Required task >>
Pick out every line with the word "的距离为" and copy it.

.....

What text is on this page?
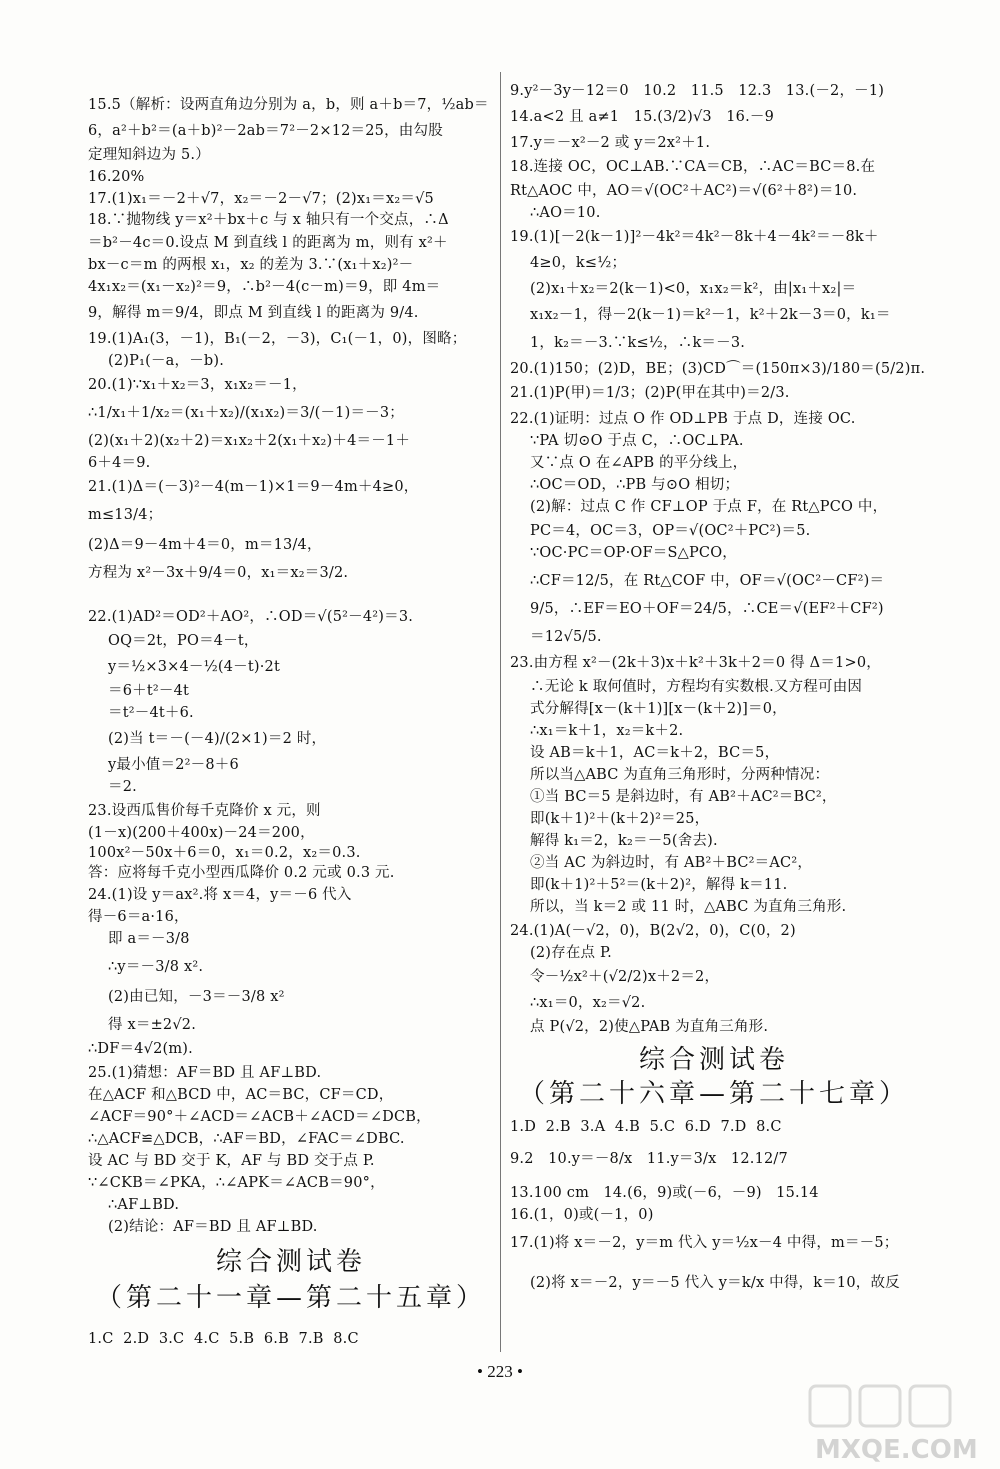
15.5（解析：设两直角边分别为 a，b，则 a＋b＝7，½ab＝
6，a²＋b²＝(a＋b)²－2ab＝7²－2×12＝25，由勾股
定理知斜边为 5.）
16.20%
17.(1)x₁＝－2＋√7，x₂＝－2－√7；(2)x₁＝x₂＝√5
18.∵抛物线 y＝x²＋bx＋c 与 x 轴只有一个交点，∴Δ
＝b²－4c＝0.设点 M 到直线 l 的距离为 m，则有 x²＋
bx－c＝m 的两根 x₁，x₂ 的差为 3.∵(x₁＋x₂)²－
4x₁x₂＝(x₁－x₂)²＝9，∴b²－4(c－m)＝9，即 4m＝
9，解得 m＝9/4，即点 M 到直线 l 的距离为 9/4.
19.(1)A₁(3，－1)，B₁(－2，－3)，C₁(－1，0)，图略；
(2)P₁(－a，－b).
20.(1)∵x₁＋x₂＝3，x₁x₂＝－1，
∴1/x₁＋1/x₂＝(x₁＋x₂)/(x₁x₂)＝3/(－1)＝－3；
(2)(x₁＋2)(x₂＋2)＝x₁x₂＋2(x₁＋x₂)＋4＝－1＋
6＋4＝9.
21.(1)Δ＝(－3)²－4(m－1)×1＝9－4m＋4≥0，
m≤13/4；
(2)Δ＝9－4m＋4＝0，m＝13/4，
方程为 x²－3x＋9/4＝0，x₁＝x₂＝3/2.
22.(1)AD²＝OD²＋AO²，∴OD＝√(5²－4²)＝3.
OQ＝2t，PO＝4－t，
y＝½×3×4－½(4－t)·2t
＝6＋t²－4t
＝t²－4t＋6.
(2)当 t＝－(－4)/(2×1)＝2 时，
y最小值＝2²－8＋6
＝2.
23.设西瓜售价每千克降价 x 元，则
(1－x)(200＋400x)－24＝200，
100x²－50x＋6＝0，x₁＝0.2，x₂＝0.3.
答：应将每千克小型西瓜降价 0.2 元或 0.3 元.
24.(1)设 y＝ax².将 x＝4，y＝－6 代入
得－6＝a·16，
即 a＝－3/8
∴y＝－3/8 x².
(2)由已知，－3＝－3/8 x²
得 x＝±2√2.
∴DF＝4√2(m).
25.(1)猜想：AF＝BD 且 AF⊥BD.
在△ACF 和△BCD 中，AC＝BC，CF＝CD，
∠ACF＝90°＋∠ACD＝∠ACB＋∠ACD＝∠DCB，
∴△ACF≌△DCB，∴AF＝BD，∠FAC＝∠DBC.
设 AC 与 BD 交于 K，AF 与 BD 交于点 P.
∵∠CKB＝∠PKA，∴∠APK＝∠ACB＝90°，
∴AF⊥BD.
(2)结论：AF＝BD 且 AF⊥BD.
综合测试卷
（第二十一章—第二十五章）
1.C  2.D  3.C  4.C  5.B  6.B  7.B  8.C
9.y²－3y－12＝0   10.2   11.5   12.3   13.(－2，－1)
14.a<2 且 a≠1   15.(3/2)√3   16.－9
17.y＝－x²－2 或 y＝2x²＋1.
18.连接 OC，OC⊥AB.∵CA＝CB，∴AC＝BC＝8.在
Rt△AOC 中，AO＝√(OC²＋AC²)＝√(6²＋8²)＝10.
∴AO＝10.
19.(1)[－2(k－1)]²－4k²＝4k²－8k＋4－4k²＝－8k＋
4≥0，k≤½；
(2)x₁＋x₂＝2(k－1)<0，x₁x₂＝k²，由|x₁＋x₂|＝
x₁x₂－1，得－2(k－1)＝k²－1，k²＋2k－3＝0，k₁＝
1，k₂＝－3.∵k≤½，∴k＝－3.
20.(1)150；(2)D，BE；(3)CD⌒＝(150π×3)/180＝(5/2)π.
21.(1)P(甲)＝1/3；(2)P(甲在其中)＝2/3.
22.(1)证明：过点 O 作 OD⊥PB 于点 D，连接 OC.
∵PA 切⊙O 于点 C，∴OC⊥PA.
又∵点 O 在∠APB 的平分线上，
∴OC＝OD，∴PB 与⊙O 相切；
(2)解：过点 C 作 CF⊥OP 于点 F，在 Rt△PCO 中，
PC＝4，OC＝3，OP＝√(OC²＋PC²)＝5.
∵OC·PC＝OP·OF＝S△PCO，
∴CF＝12/5，在 Rt△COF 中，OF＝√(OC²－CF²)＝
9/5，∴EF＝EO＋OF＝24/5，∴CE＝√(EF²＋CF²)
＝12√5/5.
23.由方程 x²－(2k＋3)x＋k²＋3k＋2＝0 得 Δ＝1>0，
∴无论 k 取何值时，方程均有实数根.又方程可由因
式分解得[x－(k＋1)][x－(k＋2)]＝0，
∴x₁＝k＋1，x₂＝k＋2.
设 AB＝k＋1，AC＝k＋2，BC＝5，
所以当△ABC 为直角三角形时，分两种情况：
①当 BC＝5 是斜边时，有 AB²＋AC²＝BC²，
即(k＋1)²＋(k＋2)²＝25，
解得 k₁＝2，k₂＝－5(舍去).
②当 AC 为斜边时，有 AB²＋BC²＝AC²，
即(k＋1)²＋5²＝(k＋2)²，解得 k＝11.
所以，当 k＝2 或 11 时，△ABC 为直角三角形.
24.(1)A(－√2，0)，B(2√2，0)，C(0，2)
(2)存在点 P.
令－½x²＋(√2/2)x＋2＝2，
∴x₁＝0，x₂＝√2.
点 P(√2，2)使△PAB 为直角三角形.
综合测试卷
（第二十六章—第二十七章）
1.D  2.B  3.A  4.B  5.C  6.D  7.D  8.C
9.2   10.y＝－8/x   11.y＝3/x   12.12/7
13.100 cm   14.(6，9)或(－6，－9)   15.14
16.(1，0)或(－1，0)
17.(1)将 x＝－2，y＝m 代入 y＝½x－4 中得，m＝－5；
(2)将 x＝－2，y＝－5 代入 y＝k/x 中得，k＝10，故反
• 223 •
MXQE.COM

.....

Completed exercise >>
＝b²－4c＝0.设点 M 到直线 l 的距离为 m，则有 x²＋
9，解得 m＝9/4，即点 M 到直线 l 的距离为 9/4.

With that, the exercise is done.